→ Texto para leitura

⟨

Ir a um concerto é uma aventura que começa com a compra do bilhete.

Parece que agora começa na fila para a fila da compra do bilhete. Surreal.

Ai queres ir? Primeiro, vai vender o c* na esquina para arranjares dinheiro (pedir à porta da igreja já não é o que era). Também podes comer menos este mês, é tudo uma questão de prioridades. Sim, porque qualquer caramelo saído dos Ídolos cobra acima da centena a quem o queira ver mais de perto (nada contra concursos de talentos musicais, mas nem todos são estrelas assim tão estratosféricas).

Depois de garantido o capital, sabe Deus a que custo, apanhas logo um camadão de nervos para conseguir lugar na fila da fila. Abres no PC, abres no telemóvel, o site breca, suas, dizes meia duas de palavrões, abres de novo, pedes aos amigos para fazer o mesmo, quem conseguir entrar compra para todos, já se sabe. Compra, não, que isto é como ir apanhar vez no Centro de Saúde.

Com sorte tens direito a um código milagroso para, noutro dia de nervos em franja, tentares comprar o bilhete. Vamos ver se tiveste sorte...

Começas desenfreadamente a ver o email. Vês agora, daqui a um minuto e daqui a dois. Percebes que não vale a pena. Daí a uns dias, quando já te esqueceste do camadão de nervos que apanhaste na fila da fila e até já perdeste um bocadinho a esperança, eis que chega um email super-hiper-mega especial, que devia ter honras de fogo de artifício ou salva de tiros de canhão, com o código que tanto querias.

Sabe a copo de água quando se está cheio de sede ou àquele xixizinho libertador depois de muito tempo à rasca, quando já nem sabemos como nos contorcer mais para tentar contrariar a vontade.

⟩

→ Exercício proposto A
Transcreva sem qualquer alteração as entradas, desde o início até à linha que contém "item-meta: 40项 |", ambas incluídas.

→ Dados fornecidos
⟨

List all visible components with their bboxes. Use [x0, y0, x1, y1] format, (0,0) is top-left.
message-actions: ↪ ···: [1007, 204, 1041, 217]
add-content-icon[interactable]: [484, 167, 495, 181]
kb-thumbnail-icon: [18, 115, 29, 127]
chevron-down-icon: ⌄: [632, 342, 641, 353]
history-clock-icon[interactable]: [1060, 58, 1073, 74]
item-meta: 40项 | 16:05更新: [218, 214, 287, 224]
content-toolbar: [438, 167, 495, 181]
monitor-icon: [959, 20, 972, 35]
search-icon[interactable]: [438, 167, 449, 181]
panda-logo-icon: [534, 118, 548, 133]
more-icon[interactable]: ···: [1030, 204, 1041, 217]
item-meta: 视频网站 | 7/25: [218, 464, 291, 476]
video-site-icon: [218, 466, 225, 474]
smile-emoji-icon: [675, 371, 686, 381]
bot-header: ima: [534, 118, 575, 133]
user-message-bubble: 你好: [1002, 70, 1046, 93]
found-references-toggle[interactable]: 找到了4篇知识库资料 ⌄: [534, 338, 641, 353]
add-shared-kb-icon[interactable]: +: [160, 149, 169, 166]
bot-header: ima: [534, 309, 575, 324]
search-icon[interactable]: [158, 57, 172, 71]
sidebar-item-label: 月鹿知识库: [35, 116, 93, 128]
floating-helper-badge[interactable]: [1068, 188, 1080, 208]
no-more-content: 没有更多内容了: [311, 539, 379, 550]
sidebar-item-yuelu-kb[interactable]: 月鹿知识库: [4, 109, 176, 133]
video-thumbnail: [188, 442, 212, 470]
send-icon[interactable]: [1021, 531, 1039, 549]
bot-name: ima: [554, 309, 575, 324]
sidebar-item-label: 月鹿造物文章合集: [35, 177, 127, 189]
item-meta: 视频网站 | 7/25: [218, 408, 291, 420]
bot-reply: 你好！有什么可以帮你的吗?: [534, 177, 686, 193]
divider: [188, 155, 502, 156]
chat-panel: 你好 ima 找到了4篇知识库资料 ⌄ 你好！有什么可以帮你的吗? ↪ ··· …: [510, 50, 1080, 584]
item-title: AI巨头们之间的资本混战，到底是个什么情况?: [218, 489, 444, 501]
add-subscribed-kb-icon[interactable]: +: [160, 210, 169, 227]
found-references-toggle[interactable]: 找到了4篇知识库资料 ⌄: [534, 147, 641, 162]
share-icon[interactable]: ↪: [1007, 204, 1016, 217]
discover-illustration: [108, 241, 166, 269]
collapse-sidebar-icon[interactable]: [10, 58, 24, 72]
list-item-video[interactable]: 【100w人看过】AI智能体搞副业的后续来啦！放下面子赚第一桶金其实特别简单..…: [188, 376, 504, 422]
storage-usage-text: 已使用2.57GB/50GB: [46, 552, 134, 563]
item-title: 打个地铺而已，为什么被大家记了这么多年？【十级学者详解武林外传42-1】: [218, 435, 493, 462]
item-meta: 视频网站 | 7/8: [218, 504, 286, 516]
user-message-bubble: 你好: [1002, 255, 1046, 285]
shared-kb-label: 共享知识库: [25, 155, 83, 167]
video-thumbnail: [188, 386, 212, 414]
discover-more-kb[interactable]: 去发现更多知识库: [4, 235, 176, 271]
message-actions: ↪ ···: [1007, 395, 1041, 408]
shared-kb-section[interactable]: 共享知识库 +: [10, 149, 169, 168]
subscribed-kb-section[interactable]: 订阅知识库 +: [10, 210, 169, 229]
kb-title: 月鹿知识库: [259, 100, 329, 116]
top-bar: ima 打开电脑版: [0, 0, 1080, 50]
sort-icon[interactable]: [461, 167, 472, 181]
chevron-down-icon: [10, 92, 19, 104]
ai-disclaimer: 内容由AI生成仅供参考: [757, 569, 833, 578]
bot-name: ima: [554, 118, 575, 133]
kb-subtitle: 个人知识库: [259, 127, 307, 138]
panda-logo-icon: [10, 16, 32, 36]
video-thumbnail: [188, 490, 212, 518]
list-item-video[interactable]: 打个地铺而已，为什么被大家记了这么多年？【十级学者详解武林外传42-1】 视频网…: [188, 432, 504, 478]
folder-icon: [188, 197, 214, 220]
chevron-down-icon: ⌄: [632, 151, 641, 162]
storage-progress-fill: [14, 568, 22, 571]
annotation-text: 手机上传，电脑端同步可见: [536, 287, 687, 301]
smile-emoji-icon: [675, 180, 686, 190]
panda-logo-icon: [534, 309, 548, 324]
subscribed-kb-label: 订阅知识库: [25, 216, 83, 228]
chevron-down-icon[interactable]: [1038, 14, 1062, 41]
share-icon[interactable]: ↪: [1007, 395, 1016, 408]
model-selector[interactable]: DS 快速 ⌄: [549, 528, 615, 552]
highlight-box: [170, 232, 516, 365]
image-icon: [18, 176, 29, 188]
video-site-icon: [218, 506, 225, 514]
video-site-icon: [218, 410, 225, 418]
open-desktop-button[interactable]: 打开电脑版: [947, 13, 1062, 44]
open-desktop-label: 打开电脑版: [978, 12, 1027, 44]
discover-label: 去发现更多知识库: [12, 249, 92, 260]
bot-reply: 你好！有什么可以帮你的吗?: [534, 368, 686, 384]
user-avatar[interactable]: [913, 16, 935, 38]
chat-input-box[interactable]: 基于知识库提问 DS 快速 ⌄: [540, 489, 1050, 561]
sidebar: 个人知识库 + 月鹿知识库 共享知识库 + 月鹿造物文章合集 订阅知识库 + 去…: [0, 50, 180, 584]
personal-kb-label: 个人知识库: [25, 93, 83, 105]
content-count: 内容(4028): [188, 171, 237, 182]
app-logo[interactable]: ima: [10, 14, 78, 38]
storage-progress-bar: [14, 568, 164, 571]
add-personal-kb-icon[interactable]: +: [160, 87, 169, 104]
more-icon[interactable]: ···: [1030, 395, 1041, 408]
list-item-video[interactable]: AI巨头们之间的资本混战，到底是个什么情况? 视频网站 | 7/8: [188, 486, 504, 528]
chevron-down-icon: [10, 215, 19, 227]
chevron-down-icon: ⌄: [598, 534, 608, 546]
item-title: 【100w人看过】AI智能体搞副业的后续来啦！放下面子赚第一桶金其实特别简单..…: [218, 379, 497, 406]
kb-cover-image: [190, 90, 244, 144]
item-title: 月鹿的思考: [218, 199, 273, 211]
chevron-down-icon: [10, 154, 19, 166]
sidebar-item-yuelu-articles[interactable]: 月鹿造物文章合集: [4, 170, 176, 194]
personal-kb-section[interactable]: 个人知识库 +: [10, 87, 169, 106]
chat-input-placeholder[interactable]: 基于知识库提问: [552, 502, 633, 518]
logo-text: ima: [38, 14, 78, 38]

⟩

→ Exercício proposto B
No texto sobre a compra de bilhetes para concertos, o que traz o email que chega alguns dias depois da fila da fila?

→ Resposta redigida A
List all visible components with their bboxes. Use [x0, y0, x1, y1] format, (0,0) is top-left.
message-actions: ↪ ···: [1007, 204, 1041, 217]
add-content-icon[interactable]: [484, 167, 495, 181]
kb-thumbnail-icon: [18, 115, 29, 127]
chevron-down-icon: ⌄: [632, 342, 641, 353]
history-clock-icon[interactable]: [1060, 58, 1073, 74]
item-meta: 40项 | 16:05更新: [218, 214, 287, 224]

→ Resposta redigida B
Traz o código que tanto se queria, necessário para tentar comprar o bilhete.